━━ Supplied data

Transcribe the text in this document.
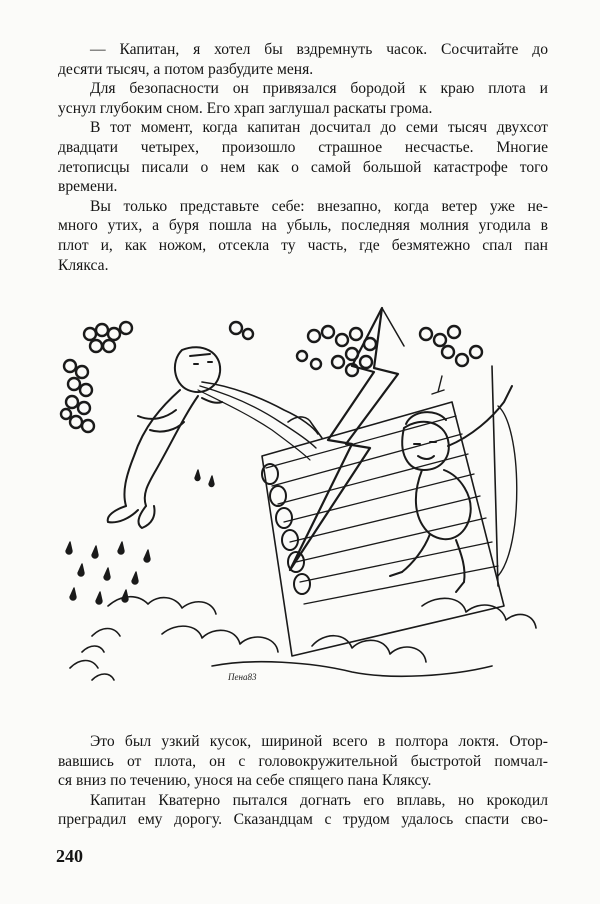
— Капитан, я хотел бы вздремнуть часок. Сосчитайте до
десяти тысяч, а потом разбудите меня.

Для безопасности он привязался бородой к краю плота и
уснул глубоким сном. Его храп заглушал раскаты грома.

В тот момент, когда капитан досчитал до семи тысяч двухсот
двадцати четырех, произошло страшное несчастье. Многие
летописцы писали о нем как о самой большой катастрофе того
времени.

Вы только представьте себе: внезапно, когда ветер уже не-
много утих, а буря пошла на убыль, последняя молния угодила в
плот и, как ножом, отсекла ту часть, где безмятежно спал пан
Клякса.

Пена83

Это был узкий кусок, шириной всего в полтора локтя. Отор-
вавшись от плота, он с головокружительной быстротой помчал-
ся вниз по течению, унося на себе спящего пана Кляксу.

Капитан Кватерно пытался догнать его вплавь, но крокодил
преградил ему дорогу. Сказандцам с трудом удалось спасти сво-

240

━━━━

_Set problem:_
Please write out all of the material above without changing a word, and omit any pictures.

_Reply:_
Transcribe the text in this document.
— Капитан, я хотел бы вздремнуть часок. Сосчитайте до
десяти тысяч, а потом разбудите меня.

Для безопасности он привязался бородой к краю плота и
уснул глубоким сном. Его храп заглушал раскаты грома.

В тот момент, когда капитан досчитал до семи тысяч двухсот
двадцати четырех, произошло страшное несчастье. Многие
летописцы писали о нем как о самой большой катастрофе того
времени.

Вы только представьте себе: внезапно, когда ветер уже не-
много утих, а буря пошла на убыль, последняя молния угодила в
плот и, как ножом, отсекла ту часть, где безмятежно спал пан
Клякса.

Пена83

Это был узкий кусок, шириной всего в полтора локтя. Отор-
вавшись от плота, он с головокружительной быстротой помчал-
ся вниз по течению, унося на себе спящего пана Кляксу.

Капитан Кватерно пытался догнать его вплавь, но крокодил
преградил ему дорогу. Сказандцам с трудом удалось спасти сво-

240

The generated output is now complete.